* EXTRACTED ENTRIES:
* * * * * * *
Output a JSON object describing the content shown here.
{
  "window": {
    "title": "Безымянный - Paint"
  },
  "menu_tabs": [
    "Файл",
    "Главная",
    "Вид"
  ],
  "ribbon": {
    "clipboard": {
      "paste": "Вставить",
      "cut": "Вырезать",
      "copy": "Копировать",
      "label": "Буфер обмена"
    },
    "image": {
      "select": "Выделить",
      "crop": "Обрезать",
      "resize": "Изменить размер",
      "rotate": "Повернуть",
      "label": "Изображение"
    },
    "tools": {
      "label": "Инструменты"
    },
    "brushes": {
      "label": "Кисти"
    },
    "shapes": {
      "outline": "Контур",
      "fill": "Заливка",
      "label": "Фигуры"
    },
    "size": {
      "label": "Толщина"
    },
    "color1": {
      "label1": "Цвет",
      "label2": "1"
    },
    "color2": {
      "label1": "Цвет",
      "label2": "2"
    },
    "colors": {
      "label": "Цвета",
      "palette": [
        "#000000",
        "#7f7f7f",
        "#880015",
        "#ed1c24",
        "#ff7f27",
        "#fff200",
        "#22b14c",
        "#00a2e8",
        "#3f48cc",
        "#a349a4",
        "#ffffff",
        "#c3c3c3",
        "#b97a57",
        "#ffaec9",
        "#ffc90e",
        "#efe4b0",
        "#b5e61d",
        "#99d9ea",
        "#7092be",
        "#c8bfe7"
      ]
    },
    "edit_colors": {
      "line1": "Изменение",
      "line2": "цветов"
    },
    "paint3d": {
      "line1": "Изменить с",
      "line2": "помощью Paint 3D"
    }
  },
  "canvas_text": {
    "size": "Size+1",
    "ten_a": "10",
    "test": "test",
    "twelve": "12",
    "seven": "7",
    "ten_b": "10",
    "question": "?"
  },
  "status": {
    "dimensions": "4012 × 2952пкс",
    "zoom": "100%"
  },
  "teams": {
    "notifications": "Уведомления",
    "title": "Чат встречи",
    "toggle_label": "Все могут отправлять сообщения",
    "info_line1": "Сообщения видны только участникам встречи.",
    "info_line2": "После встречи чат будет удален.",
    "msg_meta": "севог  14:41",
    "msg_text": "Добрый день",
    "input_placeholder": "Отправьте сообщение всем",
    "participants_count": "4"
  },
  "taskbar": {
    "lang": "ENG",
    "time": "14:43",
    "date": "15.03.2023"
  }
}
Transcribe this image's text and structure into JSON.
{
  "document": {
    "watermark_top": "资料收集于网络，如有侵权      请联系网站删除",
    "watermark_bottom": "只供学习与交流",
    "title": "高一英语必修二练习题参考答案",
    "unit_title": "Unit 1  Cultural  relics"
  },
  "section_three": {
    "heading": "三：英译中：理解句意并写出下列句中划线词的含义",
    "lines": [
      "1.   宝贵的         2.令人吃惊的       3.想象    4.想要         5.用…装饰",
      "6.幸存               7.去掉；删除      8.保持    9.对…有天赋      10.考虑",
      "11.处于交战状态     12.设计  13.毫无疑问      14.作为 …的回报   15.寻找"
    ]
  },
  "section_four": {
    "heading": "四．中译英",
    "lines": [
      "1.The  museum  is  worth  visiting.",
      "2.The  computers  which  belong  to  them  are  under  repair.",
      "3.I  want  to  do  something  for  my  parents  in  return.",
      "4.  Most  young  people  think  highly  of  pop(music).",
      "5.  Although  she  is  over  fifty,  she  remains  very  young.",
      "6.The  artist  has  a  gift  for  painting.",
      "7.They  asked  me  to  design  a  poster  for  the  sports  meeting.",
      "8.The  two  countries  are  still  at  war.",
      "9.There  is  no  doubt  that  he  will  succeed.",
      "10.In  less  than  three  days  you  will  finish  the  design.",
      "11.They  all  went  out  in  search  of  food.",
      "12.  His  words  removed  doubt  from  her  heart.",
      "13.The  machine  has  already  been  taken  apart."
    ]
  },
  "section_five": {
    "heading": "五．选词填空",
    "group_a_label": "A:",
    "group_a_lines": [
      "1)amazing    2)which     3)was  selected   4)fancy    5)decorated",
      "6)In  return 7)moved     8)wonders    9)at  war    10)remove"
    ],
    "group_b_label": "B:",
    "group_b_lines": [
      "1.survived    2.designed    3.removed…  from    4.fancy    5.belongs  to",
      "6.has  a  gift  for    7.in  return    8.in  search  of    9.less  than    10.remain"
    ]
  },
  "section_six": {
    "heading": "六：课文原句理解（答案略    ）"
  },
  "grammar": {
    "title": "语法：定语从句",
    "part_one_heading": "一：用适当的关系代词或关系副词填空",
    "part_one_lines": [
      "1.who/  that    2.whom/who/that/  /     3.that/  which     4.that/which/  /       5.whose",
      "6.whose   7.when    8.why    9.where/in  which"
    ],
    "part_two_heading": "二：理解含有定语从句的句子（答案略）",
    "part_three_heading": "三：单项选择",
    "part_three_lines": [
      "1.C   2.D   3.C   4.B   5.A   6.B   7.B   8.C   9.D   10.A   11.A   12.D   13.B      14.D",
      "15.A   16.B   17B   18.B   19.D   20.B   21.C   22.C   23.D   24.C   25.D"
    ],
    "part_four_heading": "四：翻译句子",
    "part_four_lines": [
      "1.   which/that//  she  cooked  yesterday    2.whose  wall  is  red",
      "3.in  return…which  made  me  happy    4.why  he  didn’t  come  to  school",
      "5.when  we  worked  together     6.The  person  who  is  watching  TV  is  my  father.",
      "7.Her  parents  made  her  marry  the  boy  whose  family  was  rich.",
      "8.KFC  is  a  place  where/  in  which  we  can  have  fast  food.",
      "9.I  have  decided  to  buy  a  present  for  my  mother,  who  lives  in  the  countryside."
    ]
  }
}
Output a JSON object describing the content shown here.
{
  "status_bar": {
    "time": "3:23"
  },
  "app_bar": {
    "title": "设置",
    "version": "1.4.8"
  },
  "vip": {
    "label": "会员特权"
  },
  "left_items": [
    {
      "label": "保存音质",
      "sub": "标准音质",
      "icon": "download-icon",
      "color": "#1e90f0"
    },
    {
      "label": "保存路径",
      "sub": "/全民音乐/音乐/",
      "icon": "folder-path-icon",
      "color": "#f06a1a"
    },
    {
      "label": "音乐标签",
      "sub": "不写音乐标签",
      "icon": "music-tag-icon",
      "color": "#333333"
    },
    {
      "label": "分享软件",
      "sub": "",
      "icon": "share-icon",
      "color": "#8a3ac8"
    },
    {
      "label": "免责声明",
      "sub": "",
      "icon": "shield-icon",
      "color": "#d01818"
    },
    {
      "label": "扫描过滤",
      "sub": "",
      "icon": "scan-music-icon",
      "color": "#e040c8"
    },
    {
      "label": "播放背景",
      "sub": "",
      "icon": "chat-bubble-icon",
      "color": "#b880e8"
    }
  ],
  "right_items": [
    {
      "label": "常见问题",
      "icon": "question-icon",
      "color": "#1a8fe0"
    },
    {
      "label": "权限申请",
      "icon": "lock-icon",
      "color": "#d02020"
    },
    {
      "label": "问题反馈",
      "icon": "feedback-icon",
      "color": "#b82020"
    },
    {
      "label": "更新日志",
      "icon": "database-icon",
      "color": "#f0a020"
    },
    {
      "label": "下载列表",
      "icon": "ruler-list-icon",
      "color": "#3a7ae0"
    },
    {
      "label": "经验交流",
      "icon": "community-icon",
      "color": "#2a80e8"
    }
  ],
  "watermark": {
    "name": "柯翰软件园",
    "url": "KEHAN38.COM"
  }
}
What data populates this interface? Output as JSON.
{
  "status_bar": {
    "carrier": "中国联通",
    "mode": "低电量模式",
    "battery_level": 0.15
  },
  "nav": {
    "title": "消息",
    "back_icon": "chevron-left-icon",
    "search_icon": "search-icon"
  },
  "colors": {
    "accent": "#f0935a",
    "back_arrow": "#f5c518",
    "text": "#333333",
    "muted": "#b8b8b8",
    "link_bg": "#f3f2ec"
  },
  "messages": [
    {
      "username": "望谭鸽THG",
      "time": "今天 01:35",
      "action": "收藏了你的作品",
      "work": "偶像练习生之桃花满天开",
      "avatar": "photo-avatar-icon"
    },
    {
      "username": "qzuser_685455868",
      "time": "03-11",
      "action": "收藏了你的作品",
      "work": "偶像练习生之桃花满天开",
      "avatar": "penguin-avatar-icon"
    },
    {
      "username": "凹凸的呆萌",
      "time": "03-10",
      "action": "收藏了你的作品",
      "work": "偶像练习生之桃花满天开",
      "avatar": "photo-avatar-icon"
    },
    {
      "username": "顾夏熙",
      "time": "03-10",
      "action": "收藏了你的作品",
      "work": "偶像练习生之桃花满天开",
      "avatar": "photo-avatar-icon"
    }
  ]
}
* * * * * * *
* YOUR OBJECTIVE: Collect each line above holding the string "when".

* RESULT OF THIS TASK:
      "6.whose   7.when    8.why    9.where/in  which"
      "5.when  we  worked  together     6.The  person  who  is  watching  TV  is  my  father.",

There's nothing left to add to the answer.